Problem description: Transcribe the records below in full; pictures stay out of the copy.

Items:
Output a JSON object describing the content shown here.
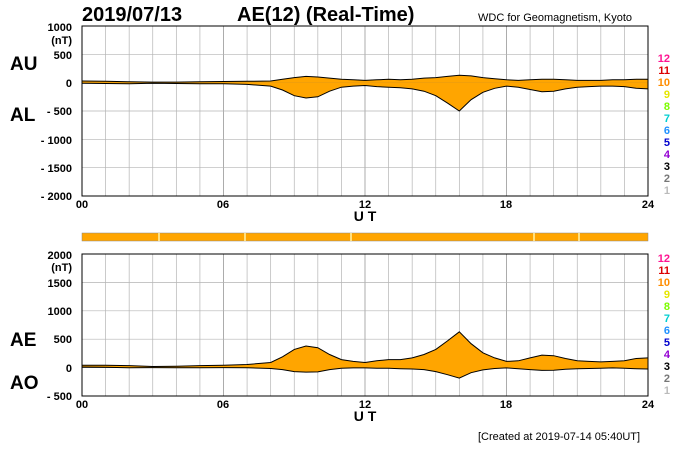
{
  "header": {
    "date": "2019/07/13",
    "title": "AE(12) (Real-Time)",
    "organization": "WDC for Geomagnetism, Kyoto"
  },
  "footer": {
    "created": "[Created at 2019-07-14 05:40UT]"
  },
  "colors": {
    "fill": "#ffa500",
    "grid": "#b4b4b4",
    "trace": "#000000",
    "station_counts": [
      "#ff1493",
      "#dc0000",
      "#ff8c00",
      "#e6e600",
      "#7cfc00",
      "#00ced1",
      "#1e90ff",
      "#0000cd",
      "#9400d3",
      "#000000",
      "#777777",
      "#bbbbbb"
    ]
  },
  "legend": {
    "station_counts": [
      "12",
      "11",
      "10",
      "9",
      "8",
      "7",
      "6",
      "5",
      "4",
      "3",
      "2",
      "1"
    ]
  },
  "chart_data": [
    {
      "type": "area",
      "ylabel_left": [
        "AU",
        "AL"
      ],
      "unit": "(nT)",
      "xlabel": "U T",
      "xticks": [
        "00",
        "06",
        "12",
        "18",
        "24"
      ],
      "ytick_labels": [
        "1000",
        "500",
        "0",
        "- 500",
        "- 1000",
        "- 1500",
        "- 2000"
      ],
      "ylim": [
        -2000,
        1000
      ],
      "xlim": [
        0,
        24
      ],
      "grid": true,
      "series": [
        {
          "name": "AU",
          "x": [
            0,
            1,
            2,
            3,
            4,
            5,
            6,
            7,
            8,
            8.5,
            9,
            9.5,
            10,
            10.5,
            11,
            11.5,
            12,
            12.5,
            13,
            13.5,
            14,
            14.5,
            15,
            15.5,
            16,
            16.5,
            17,
            17.5,
            18,
            18.5,
            19,
            19.5,
            20,
            20.5,
            21,
            21.5,
            22,
            22.5,
            23,
            23.5,
            24
          ],
          "values": [
            30,
            25,
            15,
            10,
            10,
            15,
            20,
            25,
            30,
            60,
            90,
            110,
            100,
            80,
            60,
            50,
            40,
            50,
            60,
            50,
            60,
            80,
            90,
            110,
            130,
            120,
            90,
            70,
            50,
            40,
            50,
            60,
            60,
            50,
            40,
            40,
            40,
            50,
            50,
            60,
            60
          ]
        },
        {
          "name": "AL",
          "x": [
            0,
            1,
            2,
            3,
            4,
            5,
            6,
            7,
            8,
            8.5,
            9,
            9.5,
            10,
            10.5,
            11,
            11.5,
            12,
            12.5,
            13,
            13.5,
            14,
            14.5,
            15,
            15.5,
            16,
            16.5,
            17,
            17.5,
            18,
            18.5,
            19,
            19.5,
            20,
            20.5,
            21,
            21.5,
            22,
            22.5,
            23,
            23.5,
            24
          ],
          "values": [
            -10,
            -15,
            -20,
            -10,
            -15,
            -20,
            -20,
            -30,
            -60,
            -130,
            -230,
            -270,
            -250,
            -150,
            -80,
            -60,
            -50,
            -70,
            -80,
            -90,
            -110,
            -150,
            -230,
            -360,
            -500,
            -300,
            -170,
            -100,
            -60,
            -80,
            -120,
            -160,
            -150,
            -110,
            -80,
            -70,
            -60,
            -60,
            -70,
            -100,
            -110
          ]
        }
      ]
    },
    {
      "type": "area",
      "ylabel_left": [
        "AE",
        "AO"
      ],
      "unit": "(nT)",
      "xlabel": "U T",
      "xticks": [
        "00",
        "06",
        "12",
        "18",
        "24"
      ],
      "ytick_labels": [
        "2000",
        "1500",
        "1000",
        "500",
        "0",
        "- 500"
      ],
      "ylim": [
        -500,
        2000
      ],
      "xlim": [
        0,
        24
      ],
      "grid": true,
      "series": [
        {
          "name": "AE",
          "x": [
            0,
            1,
            2,
            3,
            4,
            5,
            6,
            7,
            8,
            8.5,
            9,
            9.5,
            10,
            10.5,
            11,
            11.5,
            12,
            12.5,
            13,
            13.5,
            14,
            14.5,
            15,
            15.5,
            16,
            16.5,
            17,
            17.5,
            18,
            18.5,
            19,
            19.5,
            20,
            20.5,
            21,
            21.5,
            22,
            22.5,
            23,
            23.5,
            24
          ],
          "values": [
            40,
            40,
            35,
            20,
            25,
            35,
            40,
            55,
            90,
            190,
            320,
            380,
            350,
            230,
            140,
            110,
            90,
            120,
            140,
            140,
            170,
            230,
            320,
            470,
            630,
            420,
            260,
            170,
            110,
            120,
            170,
            220,
            210,
            160,
            120,
            110,
            100,
            110,
            120,
            160,
            170
          ]
        },
        {
          "name": "AO",
          "x": [
            0,
            1,
            2,
            3,
            4,
            5,
            6,
            7,
            8,
            8.5,
            9,
            9.5,
            10,
            10.5,
            11,
            11.5,
            12,
            12.5,
            13,
            13.5,
            14,
            14.5,
            15,
            15.5,
            16,
            16.5,
            17,
            17.5,
            18,
            18.5,
            19,
            19.5,
            20,
            20.5,
            21,
            21.5,
            22,
            22.5,
            23,
            23.5,
            24
          ],
          "values": [
            10,
            5,
            -3,
            0,
            -3,
            -3,
            0,
            -3,
            -15,
            -35,
            -70,
            -80,
            -75,
            -35,
            -10,
            -5,
            -5,
            -10,
            -10,
            -20,
            -25,
            -35,
            -70,
            -125,
            -185,
            -90,
            -40,
            -15,
            -5,
            -20,
            -35,
            -50,
            -45,
            -30,
            -20,
            -15,
            -10,
            -5,
            -10,
            -20,
            -25
          ]
        }
      ]
    }
  ]
}
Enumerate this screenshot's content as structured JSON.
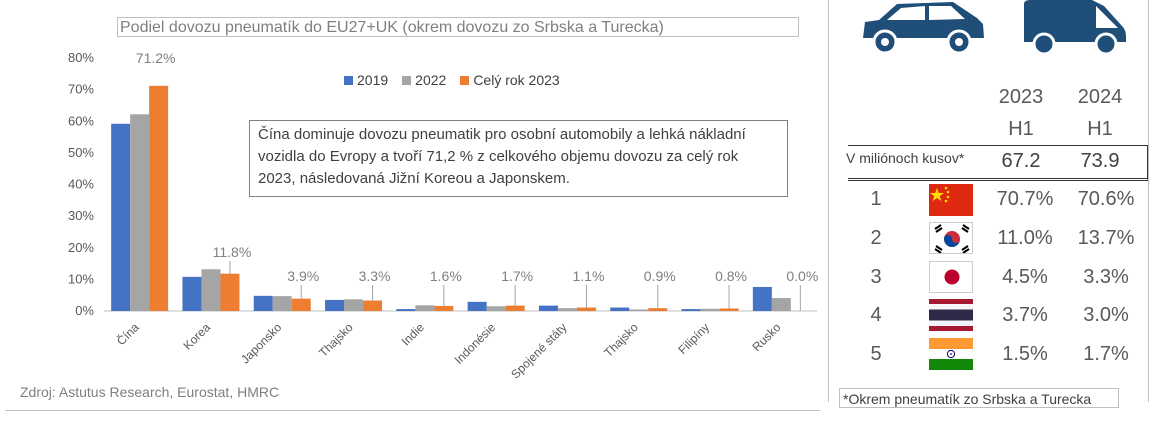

Worked solution:
Output a JSON object describing the content shown here.
{
  "header": {
    "date": "2019/07/13",
    "title": "AE(12) (Real-Time)",
    "organization": "WDC for Geomagnetism, Kyoto"
  },
  "footer": {
    "created": "[Created at 2019-07-14 05:40UT]"
  },
  "colors": {
    "fill": "#ffa500",
    "grid": "#b4b4b4",
    "trace": "#000000",
    "station_counts": [
      "#ff1493",
      "#dc0000",
      "#ff8c00",
      "#e6e600",
      "#7cfc00",
      "#00ced1",
      "#1e90ff",
      "#0000cd",
      "#9400d3",
      "#000000",
      "#777777",
      "#bbbbbb"
    ]
  },
  "legend": {
    "station_counts": [
      "12",
      "11",
      "10",
      "9",
      "8",
      "7",
      "6",
      "5",
      "4",
      "3",
      "2",
      "1"
    ]
  },
  "chart_data": [
    {
      "type": "area",
      "ylabel_left": [
        "AU",
        "AL"
      ],
      "unit": "(nT)",
      "xlabel": "U T",
      "xticks": [
        "00",
        "06",
        "12",
        "18",
        "24"
      ],
      "ytick_labels": [
        "1000",
        "500",
        "0",
        "- 500",
        "- 1000",
        "- 1500",
        "- 2000"
      ],
      "ylim": [
        -2000,
        1000
      ],
      "xlim": [
        0,
        24
      ],
      "grid": true,
      "series": [
        {
          "name": "AU",
          "x": [
            0,
            1,
            2,
            3,
            4,
            5,
            6,
            7,
            8,
            8.5,
            9,
            9.5,
            10,
            10.5,
            11,
            11.5,
            12,
            12.5,
            13,
            13.5,
            14,
            14.5,
            15,
            15.5,
            16,
            16.5,
            17,
            17.5,
            18,
            18.5,
            19,
            19.5,
            20,
            20.5,
            21,
            21.5,
            22,
            22.5,
            23,
            23.5,
            24
          ],
          "values": [
            30,
            25,
            15,
            10,
            10,
            15,
            20,
            25,
            30,
            60,
            90,
            110,
            100,
            80,
            60,
            50,
            40,
            50,
            60,
            50,
            60,
            80,
            90,
            110,
            130,
            120,
            90,
            70,
            50,
            40,
            50,
            60,
            60,
            50,
            40,
            40,
            40,
            50,
            50,
            60,
            60
          ]
        },
        {
          "name": "AL",
          "x": [
            0,
            1,
            2,
            3,
            4,
            5,
            6,
            7,
            8,
            8.5,
            9,
            9.5,
            10,
            10.5,
            11,
            11.5,
            12,
            12.5,
            13,
            13.5,
            14,
            14.5,
            15,
            15.5,
            16,
            16.5,
            17,
            17.5,
            18,
            18.5,
            19,
            19.5,
            20,
            20.5,
            21,
            21.5,
            22,
            22.5,
            23,
            23.5,
            24
          ],
          "values": [
            -10,
            -15,
            -20,
            -10,
            -15,
            -20,
            -20,
            -30,
            -60,
            -130,
            -230,
            -270,
            -250,
            -150,
            -80,
            -60,
            -50,
            -70,
            -80,
            -90,
            -110,
            -150,
            -230,
            -360,
            -500,
            -300,
            -170,
            -100,
            -60,
            -80,
            -120,
            -160,
            -150,
            -110,
            -80,
            -70,
            -60,
            -60,
            -70,
            -100,
            -110
          ]
        }
      ]
    },
    {
      "type": "area",
      "ylabel_left": [
        "AE",
        "AO"
      ],
      "unit": "(nT)",
      "xlabel": "U T",
      "xticks": [
        "00",
        "06",
        "12",
        "18",
        "24"
      ],
      "ytick_labels": [
        "2000",
        "1500",
        "1000",
        "500",
        "0",
        "- 500"
      ],
      "ylim": [
        -500,
        2000
      ],
      "xlim": [
        0,
        24
      ],
      "grid": true,
      "series": [
        {
          "name": "AE",
          "x": [
            0,
            1,
            2,
            3,
            4,
            5,
            6,
            7,
            8,
            8.5,
            9,
            9.5,
            10,
            10.5,
            11,
            11.5,
            12,
            12.5,
            13,
            13.5,
            14,
            14.5,
            15,
            15.5,
            16,
            16.5,
            17,
            17.5,
            18,
            18.5,
            19,
            19.5,
            20,
            20.5,
            21,
            21.5,
            22,
            22.5,
            23,
            23.5,
            24
          ],
          "values": [
            40,
            40,
            35,
            20,
            25,
            35,
            40,
            55,
            90,
            190,
            320,
            380,
            350,
            230,
            140,
            110,
            90,
            120,
            140,
            140,
            170,
            230,
            320,
            470,
            630,
            420,
            260,
            170,
            110,
            120,
            170,
            220,
            210,
            160,
            120,
            110,
            100,
            110,
            120,
            160,
            170
          ]
        },
        {
          "name": "AO",
          "x": [
            0,
            1,
            2,
            3,
            4,
            5,
            6,
            7,
            8,
            8.5,
            9,
            9.5,
            10,
            10.5,
            11,
            11.5,
            12,
            12.5,
            13,
            13.5,
            14,
            14.5,
            15,
            15.5,
            16,
            16.5,
            17,
            17.5,
            18,
            18.5,
            19,
            19.5,
            20,
            20.5,
            21,
            21.5,
            22,
            22.5,
            23,
            23.5,
            24
          ],
          "values": [
            10,
            5,
            -3,
            0,
            -3,
            -3,
            0,
            -3,
            -15,
            -35,
            -70,
            -80,
            -75,
            -35,
            -10,
            -5,
            -5,
            -10,
            -10,
            -20,
            -25,
            -35,
            -70,
            -125,
            -185,
            -90,
            -40,
            -15,
            -5,
            -20,
            -35,
            -50,
            -45,
            -30,
            -20,
            -15,
            -10,
            -5,
            -10,
            -20,
            -25
          ]
        }
      ]
    }
  ]
}
Enumerate this screenshot's content as structured JSON.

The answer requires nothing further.